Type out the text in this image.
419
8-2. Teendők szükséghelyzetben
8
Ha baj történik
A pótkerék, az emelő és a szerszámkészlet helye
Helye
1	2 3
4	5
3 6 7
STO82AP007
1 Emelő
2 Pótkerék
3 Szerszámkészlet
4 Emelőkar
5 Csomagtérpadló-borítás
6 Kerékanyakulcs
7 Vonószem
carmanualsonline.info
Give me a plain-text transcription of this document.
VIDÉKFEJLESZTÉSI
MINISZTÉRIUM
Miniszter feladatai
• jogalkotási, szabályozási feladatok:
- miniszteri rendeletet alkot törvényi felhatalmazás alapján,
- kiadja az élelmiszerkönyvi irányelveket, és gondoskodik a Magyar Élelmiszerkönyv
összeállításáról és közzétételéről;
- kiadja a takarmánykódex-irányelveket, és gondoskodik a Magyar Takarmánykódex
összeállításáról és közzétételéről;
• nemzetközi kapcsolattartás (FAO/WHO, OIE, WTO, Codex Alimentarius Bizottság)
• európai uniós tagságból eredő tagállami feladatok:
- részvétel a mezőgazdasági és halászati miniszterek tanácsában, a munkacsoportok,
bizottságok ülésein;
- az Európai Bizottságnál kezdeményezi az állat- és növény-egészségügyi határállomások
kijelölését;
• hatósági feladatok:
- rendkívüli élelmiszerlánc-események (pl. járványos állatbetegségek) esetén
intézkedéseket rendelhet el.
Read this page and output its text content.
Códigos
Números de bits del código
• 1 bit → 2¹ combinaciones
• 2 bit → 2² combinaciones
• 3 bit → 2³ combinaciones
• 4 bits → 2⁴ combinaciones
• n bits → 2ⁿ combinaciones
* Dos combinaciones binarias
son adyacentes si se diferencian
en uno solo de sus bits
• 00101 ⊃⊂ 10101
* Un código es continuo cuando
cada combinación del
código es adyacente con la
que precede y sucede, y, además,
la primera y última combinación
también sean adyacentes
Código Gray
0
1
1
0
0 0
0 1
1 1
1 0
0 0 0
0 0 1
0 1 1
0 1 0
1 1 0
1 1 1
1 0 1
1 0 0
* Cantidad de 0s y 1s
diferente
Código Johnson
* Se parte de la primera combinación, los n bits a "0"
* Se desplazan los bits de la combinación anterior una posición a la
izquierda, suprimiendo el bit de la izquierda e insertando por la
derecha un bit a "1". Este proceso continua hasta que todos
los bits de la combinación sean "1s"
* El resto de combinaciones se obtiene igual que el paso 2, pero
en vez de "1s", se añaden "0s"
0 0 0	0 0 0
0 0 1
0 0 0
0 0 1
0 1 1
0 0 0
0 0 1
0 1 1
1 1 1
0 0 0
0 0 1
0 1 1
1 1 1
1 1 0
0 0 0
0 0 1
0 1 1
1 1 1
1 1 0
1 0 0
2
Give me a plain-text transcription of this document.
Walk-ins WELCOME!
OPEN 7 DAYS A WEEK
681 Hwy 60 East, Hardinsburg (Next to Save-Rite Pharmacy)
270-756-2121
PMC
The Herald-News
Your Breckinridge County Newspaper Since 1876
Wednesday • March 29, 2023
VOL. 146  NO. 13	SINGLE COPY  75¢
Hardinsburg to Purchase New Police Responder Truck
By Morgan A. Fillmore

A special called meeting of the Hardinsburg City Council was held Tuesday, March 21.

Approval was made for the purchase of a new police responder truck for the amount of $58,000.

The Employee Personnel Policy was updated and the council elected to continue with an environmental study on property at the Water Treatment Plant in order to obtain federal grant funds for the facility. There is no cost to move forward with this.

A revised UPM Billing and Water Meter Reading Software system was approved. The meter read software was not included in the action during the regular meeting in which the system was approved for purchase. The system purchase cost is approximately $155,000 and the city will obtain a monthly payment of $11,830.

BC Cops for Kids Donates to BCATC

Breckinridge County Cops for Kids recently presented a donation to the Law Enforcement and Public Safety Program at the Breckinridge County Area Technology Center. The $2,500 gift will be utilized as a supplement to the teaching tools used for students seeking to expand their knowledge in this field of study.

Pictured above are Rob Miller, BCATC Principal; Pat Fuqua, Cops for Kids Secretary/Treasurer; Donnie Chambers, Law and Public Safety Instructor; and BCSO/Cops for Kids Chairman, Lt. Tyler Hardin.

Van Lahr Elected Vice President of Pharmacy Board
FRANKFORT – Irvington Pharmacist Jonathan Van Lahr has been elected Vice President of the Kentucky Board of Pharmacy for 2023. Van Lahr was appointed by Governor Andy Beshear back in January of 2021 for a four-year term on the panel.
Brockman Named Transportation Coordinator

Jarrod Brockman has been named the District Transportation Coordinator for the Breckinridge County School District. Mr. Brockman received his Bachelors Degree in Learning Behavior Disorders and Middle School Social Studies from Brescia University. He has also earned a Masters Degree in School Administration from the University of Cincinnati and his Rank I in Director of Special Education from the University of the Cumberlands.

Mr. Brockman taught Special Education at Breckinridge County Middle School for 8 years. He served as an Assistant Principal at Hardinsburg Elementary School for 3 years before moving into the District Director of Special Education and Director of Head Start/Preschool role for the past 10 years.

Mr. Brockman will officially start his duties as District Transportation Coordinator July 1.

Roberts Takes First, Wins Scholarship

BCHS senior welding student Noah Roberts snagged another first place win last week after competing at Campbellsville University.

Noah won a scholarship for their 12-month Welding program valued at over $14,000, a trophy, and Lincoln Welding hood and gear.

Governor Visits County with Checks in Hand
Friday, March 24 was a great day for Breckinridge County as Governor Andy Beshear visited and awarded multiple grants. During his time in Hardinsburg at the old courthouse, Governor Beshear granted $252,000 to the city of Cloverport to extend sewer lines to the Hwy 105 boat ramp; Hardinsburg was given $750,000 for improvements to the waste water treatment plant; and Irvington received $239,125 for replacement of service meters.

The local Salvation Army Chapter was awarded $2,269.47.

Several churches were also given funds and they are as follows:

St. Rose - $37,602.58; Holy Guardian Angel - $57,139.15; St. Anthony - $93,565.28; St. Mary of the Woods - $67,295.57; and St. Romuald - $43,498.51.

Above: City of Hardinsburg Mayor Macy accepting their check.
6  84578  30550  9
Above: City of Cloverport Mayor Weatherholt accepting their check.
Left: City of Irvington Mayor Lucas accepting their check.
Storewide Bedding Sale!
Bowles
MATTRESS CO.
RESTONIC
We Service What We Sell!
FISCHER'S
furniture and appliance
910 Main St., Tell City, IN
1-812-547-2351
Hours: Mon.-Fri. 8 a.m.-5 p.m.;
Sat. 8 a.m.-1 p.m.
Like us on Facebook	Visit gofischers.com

..........

• **What you have to do**: Give the listing again, word for word.

• **The result**:
Type out the text in this image.
419
8-2. Teendők szükséghelyzetben
8
Ha baj történik
A pótkerék, az emelő és a szerszámkészlet helye
Helye
1	2 3
4	5
3 6 7
STO82AP007
1 Emelő
2 Pótkerék
3 Szerszámkészlet
4 Emelőkar
5 Csomagtérpadló-borítás
6 Kerékanyakulcs
7 Vonószem
carmanualsonline.info
Give me a plain-text transcription of this document.
VIDÉKFEJLESZTÉSI
MINISZTÉRIUM
Miniszter feladatai
• jogalkotási, szabályozási feladatok:
- miniszteri rendeletet alkot törvényi felhatalmazás alapján,
- kiadja az élelmiszerkönyvi irányelveket, és gondoskodik a Magyar Élelmiszerkönyv
összeállításáról és közzétételéről;
- kiadja a takarmánykódex-irányelveket, és gondoskodik a Magyar Takarmánykódex
összeállításáról és közzétételéről;
• nemzetközi kapcsolattartás (FAO/WHO, OIE, WTO, Codex Alimentarius Bizottság)
• európai uniós tagságból eredő tagállami feladatok:
- részvétel a mezőgazdasági és halászati miniszterek tanácsában, a munkacsoportok,
bizottságok ülésein;
- az Európai Bizottságnál kezdeményezi az állat- és növény-egészségügyi határállomások
kijelölését;
• hatósági feladatok:
- rendkívüli élelmiszerlánc-események (pl. járványos állatbetegségek) esetén
intézkedéseket rendelhet el.
Read this page and output its text content.
Códigos
Números de bits del código
• 1 bit → 2¹ combinaciones
• 2 bit → 2² combinaciones
• 3 bit → 2³ combinaciones
• 4 bits → 2⁴ combinaciones
• n bits → 2ⁿ combinaciones
* Dos combinaciones binarias
son adyacentes si se diferencian
en uno solo de sus bits
• 00101 ⊃⊂ 10101
* Un código es continuo cuando
cada combinación del
código es adyacente con la
que precede y sucede, y, además,
la primera y última combinación
también sean adyacentes
Código Gray
0
1
1
0
0 0
0 1
1 1
1 0
0 0 0
0 0 1
0 1 1
0 1 0
1 1 0
1 1 1
1 0 1
1 0 0
* Cantidad de 0s y 1s
diferente
Código Johnson
* Se parte de la primera combinación, los n bits a "0"
* Se desplazan los bits de la combinación anterior una posición a la
izquierda, suprimiendo el bit de la izquierda e insertando por la
derecha un bit a "1". Este proceso continua hasta que todos
los bits de la combinación sean "1s"
* El resto de combinaciones se obtiene igual que el paso 2, pero
en vez de "1s", se añaden "0s"
0 0 0	0 0 0
0 0 1
0 0 0
0 0 1
0 1 1
0 0 0
0 0 1
0 1 1
1 1 1
0 0 0
0 0 1
0 1 1
1 1 1
1 1 0
0 0 0
0 0 1
0 1 1
1 1 1
1 1 0
1 0 0
2
Give me a plain-text transcription of this document.
Walk-ins WELCOME!
OPEN 7 DAYS A WEEK
681 Hwy 60 East, Hardinsburg (Next to Save-Rite Pharmacy)
270-756-2121
PMC
The Herald-News
Your Breckinridge County Newspaper Since 1876
Wednesday • March 29, 2023
VOL. 146  NO. 13	SINGLE COPY  75¢
Hardinsburg to Purchase New Police Responder Truck
By Morgan A. Fillmore

A special called meeting of the Hardinsburg City Council was held Tuesday, March 21.

Approval was made for the purchase of a new police responder truck for the amount of $58,000.

The Employee Personnel Policy was updated and the council elected to continue with an environmental study on property at the Water Treatment Plant in order to obtain federal grant funds for the facility. There is no cost to move forward with this.

A revised UPM Billing and Water Meter Reading Software system was approved. The meter read software was not included in the action during the regular meeting in which the system was approved for purchase. The system purchase cost is approximately $155,000 and the city will obtain a monthly payment of $11,830.

BC Cops for Kids Donates to BCATC

Breckinridge County Cops for Kids recently presented a donation to the Law Enforcement and Public Safety Program at the Breckinridge County Area Technology Center. The $2,500 gift will be utilized as a supplement to the teaching tools used for students seeking to expand their knowledge in this field of study.

Pictured above are Rob Miller, BCATC Principal; Pat Fuqua, Cops for Kids Secretary/Treasurer; Donnie Chambers, Law and Public Safety Instructor; and BCSO/Cops for Kids Chairman, Lt. Tyler Hardin.

Van Lahr Elected Vice President of Pharmacy Board
FRANKFORT – Irvington Pharmacist Jonathan Van Lahr has been elected Vice President of the Kentucky Board of Pharmacy for 2023. Van Lahr was appointed by Governor Andy Beshear back in January of 2021 for a four-year term on the panel.
Brockman Named Transportation Coordinator

Jarrod Brockman has been named the District Transportation Coordinator for the Breckinridge County School District. Mr. Brockman received his Bachelors Degree in Learning Behavior Disorders and Middle School Social Studies from Brescia University. He has also earned a Masters Degree in School Administration from the University of Cincinnati and his Rank I in Director of Special Education from the University of the Cumberlands.

Mr. Brockman taught Special Education at Breckinridge County Middle School for 8 years. He served as an Assistant Principal at Hardinsburg Elementary School for 3 years before moving into the District Director of Special Education and Director of Head Start/Preschool role for the past 10 years.

Mr. Brockman will officially start his duties as District Transportation Coordinator July 1.

Roberts Takes First, Wins Scholarship

BCHS senior welding student Noah Roberts snagged another first place win last week after competing at Campbellsville University.

Noah won a scholarship for their 12-month Welding program valued at over $14,000, a trophy, and Lincoln Welding hood and gear.

Governor Visits County with Checks in Hand
Friday, March 24 was a great day for Breckinridge County as Governor Andy Beshear visited and awarded multiple grants. During his time in Hardinsburg at the old courthouse, Governor Beshear granted $252,000 to the city of Cloverport to extend sewer lines to the Hwy 105 boat ramp; Hardinsburg was given $750,000 for improvements to the waste water treatment plant; and Irvington received $239,125 for replacement of service meters.

The local Salvation Army Chapter was awarded $2,269.47.

Several churches were also given funds and they are as follows:

St. Rose - $37,602.58; Holy Guardian Angel - $57,139.15; St. Anthony - $93,565.28; St. Mary of the Woods - $67,295.57; and St. Romuald - $43,498.51.

Above: City of Hardinsburg Mayor Macy accepting their check.
6  84578  30550  9
Above: City of Cloverport Mayor Weatherholt accepting their check.
Left: City of Irvington Mayor Lucas accepting their check.
Storewide Bedding Sale!
Bowles
MATTRESS CO.
RESTONIC
We Service What We Sell!
FISCHER'S
furniture and appliance
910 Main St., Tell City, IN
1-812-547-2351
Hours: Mon.-Fri. 8 a.m.-5 p.m.;
Sat. 8 a.m.-1 p.m.
Like us on Facebook	Visit gofischers.com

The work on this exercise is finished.